┏━━

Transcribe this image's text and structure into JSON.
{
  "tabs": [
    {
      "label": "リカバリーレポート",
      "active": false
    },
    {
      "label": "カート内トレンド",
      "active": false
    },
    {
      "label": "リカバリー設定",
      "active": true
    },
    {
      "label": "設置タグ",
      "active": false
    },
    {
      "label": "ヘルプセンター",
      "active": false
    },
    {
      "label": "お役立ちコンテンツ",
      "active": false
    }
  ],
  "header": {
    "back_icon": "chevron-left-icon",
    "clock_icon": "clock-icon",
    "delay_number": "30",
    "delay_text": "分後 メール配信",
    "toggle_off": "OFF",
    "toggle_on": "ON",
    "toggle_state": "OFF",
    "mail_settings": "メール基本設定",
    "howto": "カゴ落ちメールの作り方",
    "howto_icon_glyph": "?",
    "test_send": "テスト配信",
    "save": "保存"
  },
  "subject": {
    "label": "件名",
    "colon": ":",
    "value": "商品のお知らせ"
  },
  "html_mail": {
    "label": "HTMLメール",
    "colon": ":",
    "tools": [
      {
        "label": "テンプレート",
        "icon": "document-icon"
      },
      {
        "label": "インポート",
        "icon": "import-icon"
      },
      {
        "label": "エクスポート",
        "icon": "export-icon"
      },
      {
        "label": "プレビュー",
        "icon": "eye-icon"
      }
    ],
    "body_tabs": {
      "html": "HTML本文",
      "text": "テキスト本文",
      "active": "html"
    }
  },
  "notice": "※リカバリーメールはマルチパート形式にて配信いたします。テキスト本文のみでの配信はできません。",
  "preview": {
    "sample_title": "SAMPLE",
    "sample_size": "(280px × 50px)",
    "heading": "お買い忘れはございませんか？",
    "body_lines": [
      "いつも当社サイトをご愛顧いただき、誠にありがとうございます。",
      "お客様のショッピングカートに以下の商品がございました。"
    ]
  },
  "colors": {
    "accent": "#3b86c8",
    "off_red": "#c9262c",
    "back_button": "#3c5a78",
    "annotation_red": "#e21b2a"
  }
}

┗━━

*EXERCISE*
Nothing should be left out: repeat all of the data exactly.

*RESULT FOR THIS EXERCISE*
Transcribe this image's text and structure into JSON.
{
  "tabs": [
    {
      "label": "リカバリーレポート",
      "active": false
    },
    {
      "label": "カート内トレンド",
      "active": false
    },
    {
      "label": "リカバリー設定",
      "active": true
    },
    {
      "label": "設置タグ",
      "active": false
    },
    {
      "label": "ヘルプセンター",
      "active": false
    },
    {
      "label": "お役立ちコンテンツ",
      "active": false
    }
  ],
  "header": {
    "back_icon": "chevron-left-icon",
    "clock_icon": "clock-icon",
    "delay_number": "30",
    "delay_text": "分後 メール配信",
    "toggle_off": "OFF",
    "toggle_on": "ON",
    "toggle_state": "OFF",
    "mail_settings": "メール基本設定",
    "howto": "カゴ落ちメールの作り方",
    "howto_icon_glyph": "?",
    "test_send": "テスト配信",
    "save": "保存"
  },
  "subject": {
    "label": "件名",
    "colon": ":",
    "value": "商品のお知らせ"
  },
  "html_mail": {
    "label": "HTMLメール",
    "colon": ":",
    "tools": [
      {
        "label": "テンプレート",
        "icon": "document-icon"
      },
      {
        "label": "インポート",
        "icon": "import-icon"
      },
      {
        "label": "エクスポート",
        "icon": "export-icon"
      },
      {
        "label": "プレビュー",
        "icon": "eye-icon"
      }
    ],
    "body_tabs": {
      "html": "HTML本文",
      "text": "テキスト本文",
      "active": "html"
    }
  },
  "notice": "※リカバリーメールはマルチパート形式にて配信いたします。テキスト本文のみでの配信はできません。",
  "preview": {
    "sample_title": "SAMPLE",
    "sample_size": "(280px × 50px)",
    "heading": "お買い忘れはございませんか？",
    "body_lines": [
      "いつも当社サイトをご愛顧いただき、誠にありがとうございます。",
      "お客様のショッピングカートに以下の商品がございました。"
    ]
  },
  "colors": {
    "accent": "#3b86c8",
    "off_red": "#c9262c",
    "back_button": "#3c5a78",
    "annotation_red": "#e21b2a"
  }
}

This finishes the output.